WHAT TO DO: Copy the records below exactly, omitting any pictures they contain.

---------- DATA FOR THIS EXERCISE ----------

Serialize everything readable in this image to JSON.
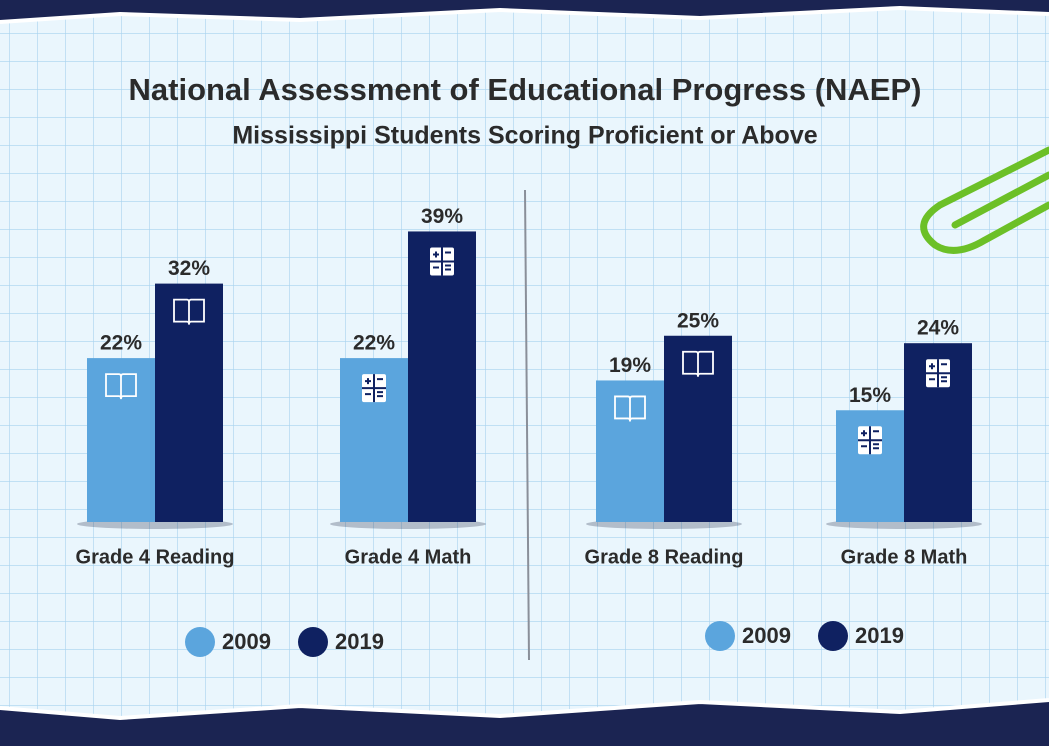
{
  "chart_data": {
    "type": "bar",
    "title": "National Assessment of Educational Progress (NAEP)",
    "subtitle": "Mississippi Students Scoring Proficient or Above",
    "categories": [
      "Grade 4 Reading",
      "Grade 4 Math",
      "Grade 8 Reading",
      "Grade 8 Math"
    ],
    "series": [
      {
        "name": "2009",
        "color": "#5ba5dd",
        "values": [
          22,
          22,
          19,
          15
        ],
        "value_labels": [
          "22%",
          "22%",
          "19%",
          "15%"
        ]
      },
      {
        "name": "2019",
        "color": "#0f2161",
        "values": [
          32,
          39,
          25,
          24
        ],
        "value_labels": [
          "32%",
          "39%",
          "25%",
          "24%"
        ]
      }
    ]
  }
}
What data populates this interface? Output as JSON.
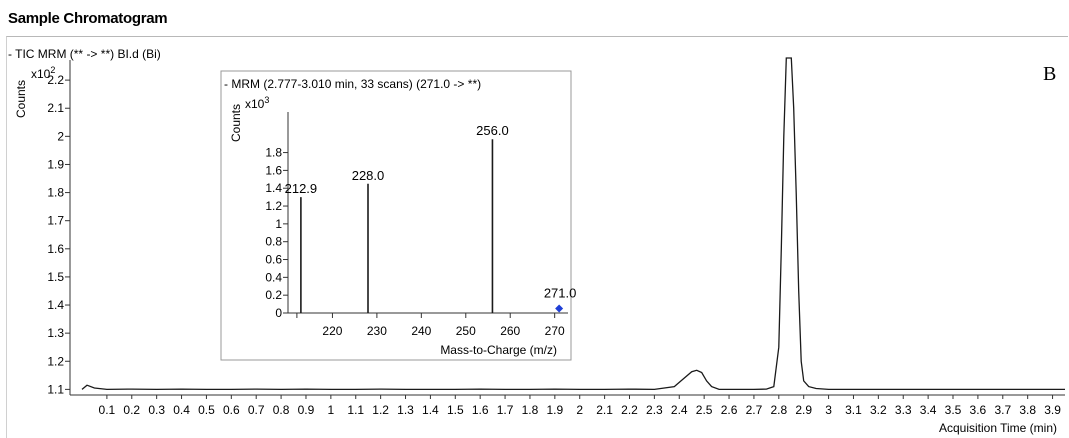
{
  "page": {
    "title": "Sample Chromatogram"
  },
  "chart_data": [
    {
      "type": "line",
      "header": "- TIC MRM (** -> **) BI.d (Bi)",
      "corner_label": "B",
      "ylabel": "Counts",
      "y_multiplier": "x10",
      "y_multiplier_exp": "2",
      "xlabel": "Acquisition Time (min)",
      "xlim": [
        0,
        3.95
      ],
      "ylim": [
        1.08,
        2.3
      ],
      "x_ticks": [
        0.1,
        0.2,
        0.3,
        0.4,
        0.5,
        0.6,
        0.7,
        0.8,
        0.9,
        1,
        1.1,
        1.2,
        1.3,
        1.4,
        1.5,
        1.6,
        1.7,
        1.8,
        1.9,
        2,
        2.1,
        2.2,
        2.3,
        2.4,
        2.5,
        2.6,
        2.7,
        2.8,
        2.9,
        3,
        3.1,
        3.2,
        3.3,
        3.4,
        3.5,
        3.6,
        3.7,
        3.8,
        3.9
      ],
      "x_tick_labels": [
        "0.1",
        "0.2",
        "0.3",
        "0.4",
        "0.5",
        "0.6",
        "0.7",
        "0.8",
        "0.9",
        "1",
        "1.1",
        "1.2",
        "1.3",
        "1.4",
        "1.5",
        "1.6",
        "1.7",
        "1.8",
        "1.9",
        "2",
        "2.1",
        "2.2",
        "2.3",
        "2.4",
        "2.5",
        "2.6",
        "2.7",
        "2.8",
        "2.9",
        "3",
        "3.1",
        "3.2",
        "3.3",
        "3.4",
        "3.5",
        "3.6",
        "3.7",
        "3.8",
        "3.9"
      ],
      "y_ticks": [
        1.1,
        1.2,
        1.3,
        1.4,
        1.5,
        1.6,
        1.7,
        1.8,
        1.9,
        2,
        2.1,
        2.2
      ],
      "y_tick_labels": [
        "1.1",
        "1.2",
        "1.3",
        "1.4",
        "1.5",
        "1.6",
        "1.7",
        "1.8",
        "1.9",
        "2",
        "2.1",
        "2.2"
      ],
      "series": [
        {
          "x": [
            0.0,
            0.02,
            0.05,
            0.1,
            0.2,
            0.3,
            0.4,
            0.5,
            0.6,
            0.7,
            0.8,
            0.9,
            1.0,
            1.1,
            1.2,
            1.3,
            1.4,
            1.5,
            1.6,
            1.7,
            1.8,
            1.9,
            2.0,
            2.1,
            2.2,
            2.3,
            2.38,
            2.42,
            2.45,
            2.47,
            2.49,
            2.51,
            2.53,
            2.56,
            2.6,
            2.7,
            2.75,
            2.78,
            2.8,
            2.81,
            2.82,
            2.83,
            2.84,
            2.85,
            2.86,
            2.87,
            2.88,
            2.89,
            2.9,
            2.92,
            2.95,
            3.0,
            3.1,
            3.2,
            3.3,
            3.4,
            3.5,
            3.6,
            3.7,
            3.8,
            3.9,
            3.95
          ],
          "y": [
            1.1,
            1.115,
            1.105,
            1.1,
            1.101,
            1.1,
            1.101,
            1.1,
            1.1,
            1.101,
            1.1,
            1.101,
            1.1,
            1.1,
            1.101,
            1.1,
            1.1,
            1.1,
            1.101,
            1.1,
            1.1,
            1.101,
            1.1,
            1.1,
            1.101,
            1.1,
            1.11,
            1.14,
            1.163,
            1.168,
            1.16,
            1.13,
            1.11,
            1.1,
            1.1,
            1.1,
            1.101,
            1.11,
            1.25,
            1.6,
            2.0,
            2.3,
            2.35,
            2.3,
            2.1,
            1.8,
            1.45,
            1.2,
            1.13,
            1.11,
            1.103,
            1.1,
            1.1,
            1.1,
            1.1,
            1.1,
            1.1,
            1.1,
            1.1,
            1.1,
            1.1,
            1.1
          ]
        }
      ]
    },
    {
      "type": "bar",
      "header": "- MRM (2.777-3.010 min, 33 scans) (271.0 -> **)",
      "ylabel": "Counts",
      "y_multiplier": "x10",
      "y_multiplier_exp": "3",
      "xlabel": "Mass-to-Charge (m/z)",
      "xlim": [
        210,
        273
      ],
      "ylim": [
        0,
        2.3
      ],
      "x_ticks": [
        220,
        230,
        240,
        250,
        260,
        270
      ],
      "x_tick_labels": [
        "220",
        "230",
        "240",
        "250",
        "260",
        "270"
      ],
      "y_ticks": [
        0,
        0.2,
        0.4,
        0.6,
        0.8,
        1,
        1.2,
        1.4,
        1.6,
        1.8
      ],
      "y_tick_labels": [
        "0",
        "0.2",
        "0.4",
        "0.6",
        "0.8",
        "1",
        "1.2",
        "1.4",
        "1.6",
        "1.8"
      ],
      "bars": [
        {
          "x": 212.9,
          "value": 1.3,
          "label": "212.9"
        },
        {
          "x": 228.0,
          "value": 1.45,
          "label": "228.0"
        },
        {
          "x": 256.0,
          "value": 1.95,
          "label": "256.0"
        }
      ],
      "marker": {
        "x": 271.0,
        "value": 0.05,
        "label": "271.0",
        "color": "#1f3fd6"
      }
    }
  ],
  "colors": {
    "line": "#1a1a1a",
    "axis": "#333333",
    "marker": "#1f3fd6"
  }
}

----------

CORRECT RESULT:
Serialize everything readable in this image to JSON.
{
  "chart_data": {
    "type": "bar",
    "title": "National Assessment of Educational Progress (NAEP)",
    "subtitle": "Mississippi Students Scoring Proficient or Above",
    "categories": [
      "Grade 4 Reading",
      "Grade 4 Math",
      "Grade 8 Reading",
      "Grade 8 Math"
    ],
    "series": [
      {
        "name": "2009",
        "color": "#5ba5dd",
        "values": [
          22,
          22,
          19,
          15
        ],
        "value_labels": [
          "22%",
          "22%",
          "19%",
          "15%"
        ]
      },
      {
        "name": "2019",
        "color": "#0f2161",
        "values": [
          32,
          39,
          25,
          24
        ],
        "value_labels": [
          "32%",
          "39%",
          "25%",
          "24%"
        ]
      }
    ]
  }
}
What data populates this interface? Output as JSON.
{
  "page": {
    "title": "Sample Chromatogram"
  },
  "chart_data": [
    {
      "type": "line",
      "header": "- TIC MRM (** -> **) BI.d (Bi)",
      "corner_label": "B",
      "ylabel": "Counts",
      "y_multiplier": "x10",
      "y_multiplier_exp": "2",
      "xlabel": "Acquisition Time (min)",
      "xlim": [
        0,
        3.95
      ],
      "ylim": [
        1.08,
        2.3
      ],
      "x_ticks": [
        0.1,
        0.2,
        0.3,
        0.4,
        0.5,
        0.6,
        0.7,
        0.8,
        0.9,
        1,
        1.1,
        1.2,
        1.3,
        1.4,
        1.5,
        1.6,
        1.7,
        1.8,
        1.9,
        2,
        2.1,
        2.2,
        2.3,
        2.4,
        2.5,
        2.6,
        2.7,
        2.8,
        2.9,
        3,
        3.1,
        3.2,
        3.3,
        3.4,
        3.5,
        3.6,
        3.7,
        3.8,
        3.9
      ],
      "x_tick_labels": [
        "0.1",
        "0.2",
        "0.3",
        "0.4",
        "0.5",
        "0.6",
        "0.7",
        "0.8",
        "0.9",
        "1",
        "1.1",
        "1.2",
        "1.3",
        "1.4",
        "1.5",
        "1.6",
        "1.7",
        "1.8",
        "1.9",
        "2",
        "2.1",
        "2.2",
        "2.3",
        "2.4",
        "2.5",
        "2.6",
        "2.7",
        "2.8",
        "2.9",
        "3",
        "3.1",
        "3.2",
        "3.3",
        "3.4",
        "3.5",
        "3.6",
        "3.7",
        "3.8",
        "3.9"
      ],
      "y_ticks": [
        1.1,
        1.2,
        1.3,
        1.4,
        1.5,
        1.6,
        1.7,
        1.8,
        1.9,
        2,
        2.1,
        2.2
      ],
      "y_tick_labels": [
        "1.1",
        "1.2",
        "1.3",
        "1.4",
        "1.5",
        "1.6",
        "1.7",
        "1.8",
        "1.9",
        "2",
        "2.1",
        "2.2"
      ],
      "series": [
        {
          "x": [
            0.0,
            0.02,
            0.05,
            0.1,
            0.2,
            0.3,
            0.4,
            0.5,
            0.6,
            0.7,
            0.8,
            0.9,
            1.0,
            1.1,
            1.2,
            1.3,
            1.4,
            1.5,
            1.6,
            1.7,
            1.8,
            1.9,
            2.0,
            2.1,
            2.2,
            2.3,
            2.38,
            2.42,
            2.45,
            2.47,
            2.49,
            2.51,
            2.53,
            2.56,
            2.6,
            2.7,
            2.75,
            2.78,
            2.8,
            2.81,
            2.82,
            2.83,
            2.84,
            2.85,
            2.86,
            2.87,
            2.88,
            2.89,
            2.9,
            2.92,
            2.95,
            3.0,
            3.1,
            3.2,
            3.3,
            3.4,
            3.5,
            3.6,
            3.7,
            3.8,
            3.9,
            3.95
          ],
          "y": [
            1.1,
            1.115,
            1.105,
            1.1,
            1.101,
            1.1,
            1.101,
            1.1,
            1.1,
            1.101,
            1.1,
            1.101,
            1.1,
            1.1,
            1.101,
            1.1,
            1.1,
            1.1,
            1.101,
            1.1,
            1.1,
            1.101,
            1.1,
            1.1,
            1.101,
            1.1,
            1.11,
            1.14,
            1.163,
            1.168,
            1.16,
            1.13,
            1.11,
            1.1,
            1.1,
            1.1,
            1.101,
            1.11,
            1.25,
            1.6,
            2.0,
            2.3,
            2.35,
            2.3,
            2.1,
            1.8,
            1.45,
            1.2,
            1.13,
            1.11,
            1.103,
            1.1,
            1.1,
            1.1,
            1.1,
            1.1,
            1.1,
            1.1,
            1.1,
            1.1,
            1.1,
            1.1
          ]
        }
      ]
    },
    {
      "type": "bar",
      "header": "- MRM (2.777-3.010 min, 33 scans) (271.0 -> **)",
      "ylabel": "Counts",
      "y_multiplier": "x10",
      "y_multiplier_exp": "3",
      "xlabel": "Mass-to-Charge (m/z)",
      "xlim": [
        210,
        273
      ],
      "ylim": [
        0,
        2.3
      ],
      "x_ticks": [
        220,
        230,
        240,
        250,
        260,
        270
      ],
      "x_tick_labels": [
        "220",
        "230",
        "240",
        "250",
        "260",
        "270"
      ],
      "y_ticks": [
        0,
        0.2,
        0.4,
        0.6,
        0.8,
        1,
        1.2,
        1.4,
        1.6,
        1.8
      ],
      "y_tick_labels": [
        "0",
        "0.2",
        "0.4",
        "0.6",
        "0.8",
        "1",
        "1.2",
        "1.4",
        "1.6",
        "1.8"
      ],
      "bars": [
        {
          "x": 212.9,
          "value": 1.3,
          "label": "212.9"
        },
        {
          "x": 228.0,
          "value": 1.45,
          "label": "228.0"
        },
        {
          "x": 256.0,
          "value": 1.95,
          "label": "256.0"
        }
      ],
      "marker": {
        "x": 271.0,
        "value": 0.05,
        "label": "271.0",
        "color": "#1f3fd6"
      }
    }
  ],
  "colors": {
    "line": "#1a1a1a",
    "axis": "#333333",
    "marker": "#1f3fd6"
  }
}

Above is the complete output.